* _Directions_: Return every line below in which "tienes" appears.

* _Provided records_:
[BEGIN]

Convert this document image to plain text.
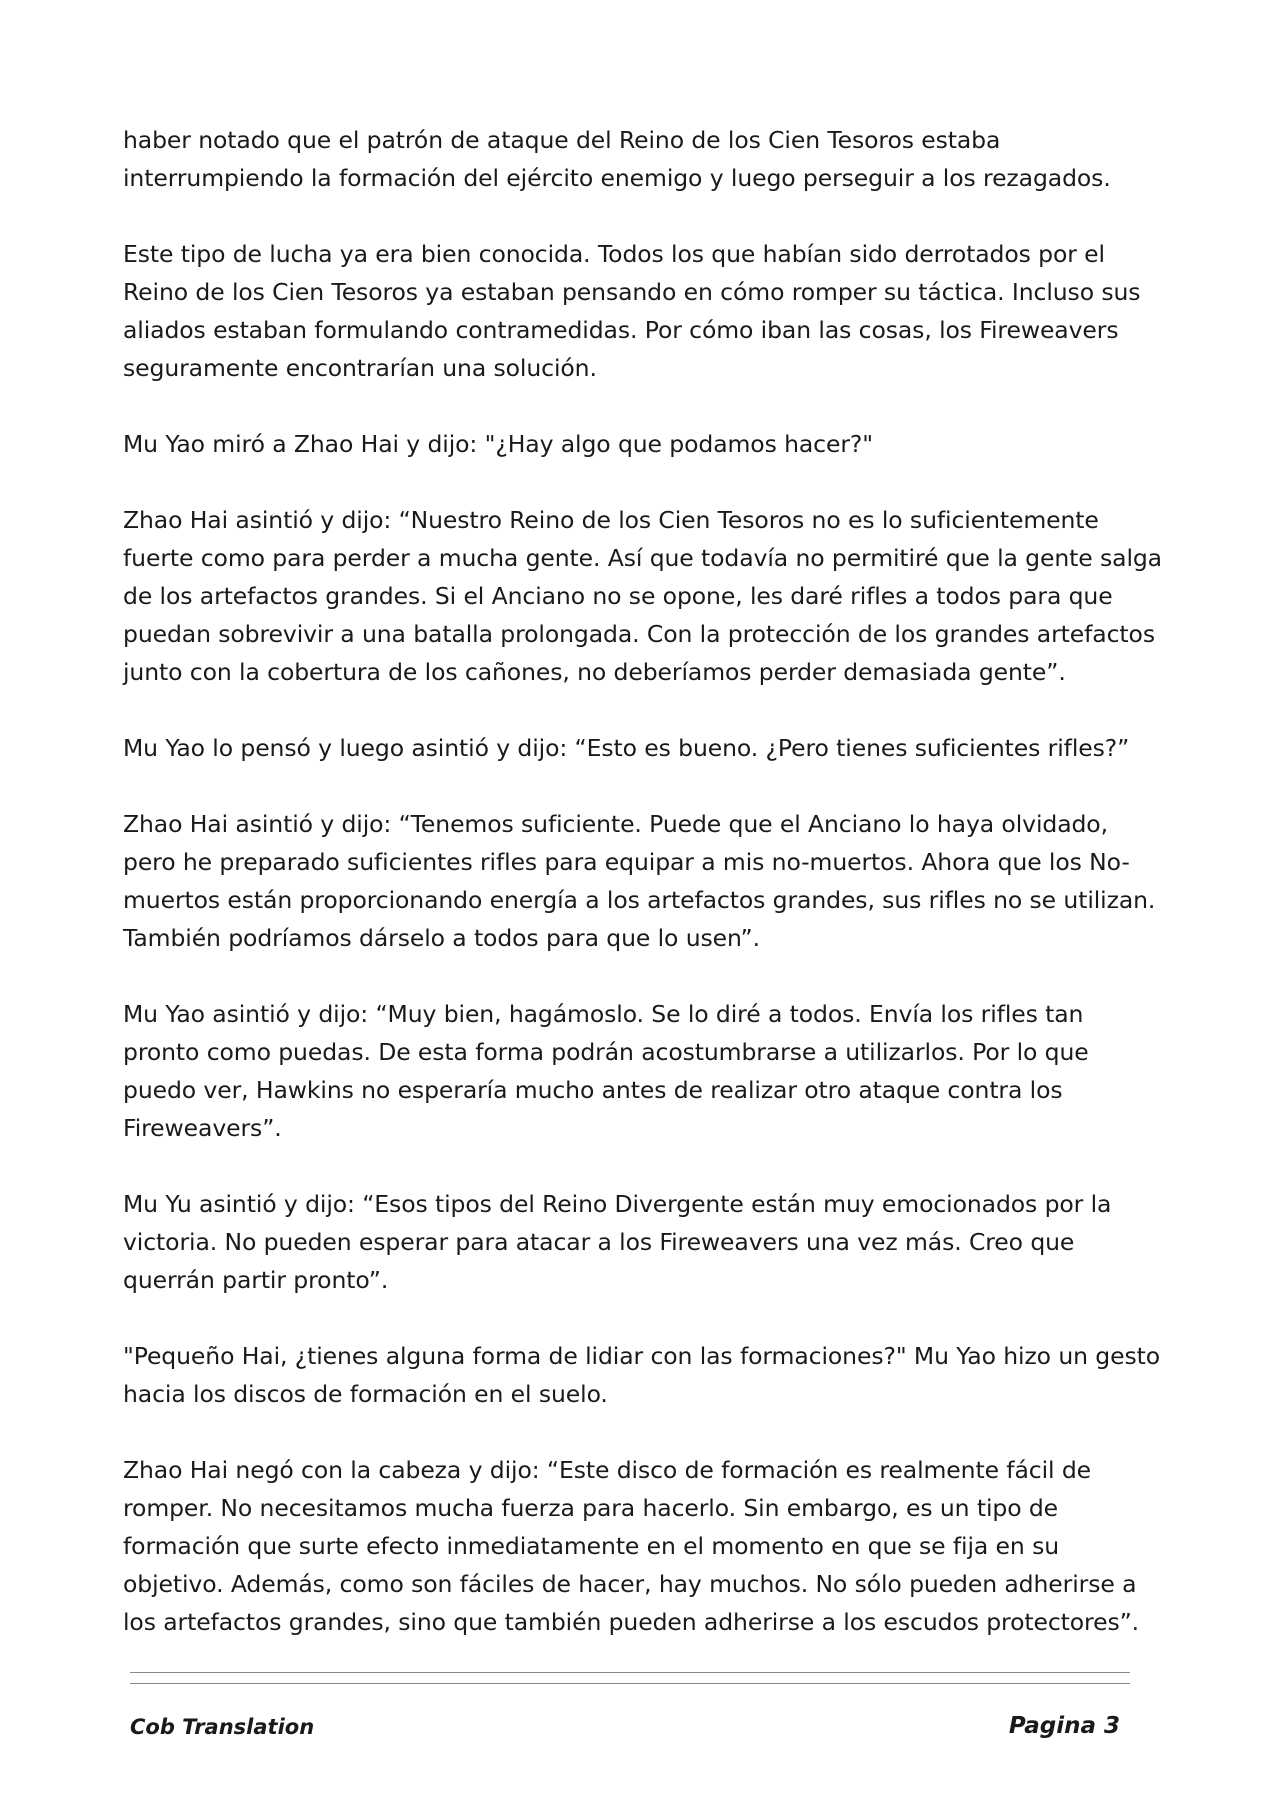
haber notado que el patrón de ataque del Reino de los Cien Tesoros estaba interrumpiendo la formación del ejército enemigo y luego perseguir a los rezagados.

Este tipo de lucha ya era bien conocida. Todos los que habían sido derrotados por el Reino de los Cien Tesoros ya estaban pensando en cómo romper su táctica. Incluso sus aliados estaban formulando contramedidas. Por cómo iban las cosas, los Fireweavers seguramente encontrarían una solución.

Mu Yao miró a Zhao Hai y dijo: "¿Hay algo que podamos hacer?"

Zhao Hai asintió y dijo: “Nuestro Reino de los Cien Tesoros no es lo suficientemente fuerte como para perder a mucha gente. Así que todavía no permitiré que la gente salga de los artefactos grandes. Si el Anciano no se opone, les daré rifles a todos para que puedan sobrevivir a una batalla prolongada. Con la protección de los grandes artefactos junto con la cobertura de los cañones, no deberíamos perder demasiada gente”.

Mu Yao lo pensó y luego asintió y dijo: “Esto es bueno. ¿Pero tienes suficientes rifles?”

Zhao Hai asintió y dijo: “Tenemos suficiente. Puede que el Anciano lo haya olvidado, pero he preparado suficientes rifles para equipar a mis no-muertos. Ahora que los No-muertos están proporcionando energía a los artefactos grandes, sus rifles no se utilizan. También podríamos dárselo a todos para que lo usen”.

Mu Yao asintió y dijo: “Muy bien, hagámoslo. Se lo diré a todos. Envía los rifles tan pronto como puedas. De esta forma podrán acostumbrarse a utilizarlos. Por lo que puedo ver, Hawkins no esperaría mucho antes de realizar otro ataque contra los Fireweavers”.

Mu Yu asintió y dijo: “Esos tipos del Reino Divergente están muy emocionados por la victoria. No pueden esperar para atacar a los Fireweavers una vez más. Creo que querrán partir pronto”.

"Pequeño Hai, ¿tienes alguna forma de lidiar con las formaciones?" Mu Yao hizo un gesto hacia los discos de formación en el suelo.

Zhao Hai negó con la cabeza y dijo: “Este disco de formación es realmente fácil de romper. No necesitamos mucha fuerza para hacerlo. Sin embargo, es un tipo de formación que surte efecto inmediatamente en el momento en que se fija en su objetivo. Además, como son fáciles de hacer, hay muchos. No sólo pueden adherirse a los artefactos grandes, sino que también pueden adherirse a los escudos protectores”.

Cob Translation	Pagina 3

[END]

* _Full output_:
Mu Yao lo pensó y luego asintió y dijo: “Esto es bueno. ¿Pero tienes suficientes rifles?”
"Pequeño Hai, ¿tienes alguna forma de lidiar con las formaciones?" Mu Yao hizo un gesto hacia los discos de formación en el suelo.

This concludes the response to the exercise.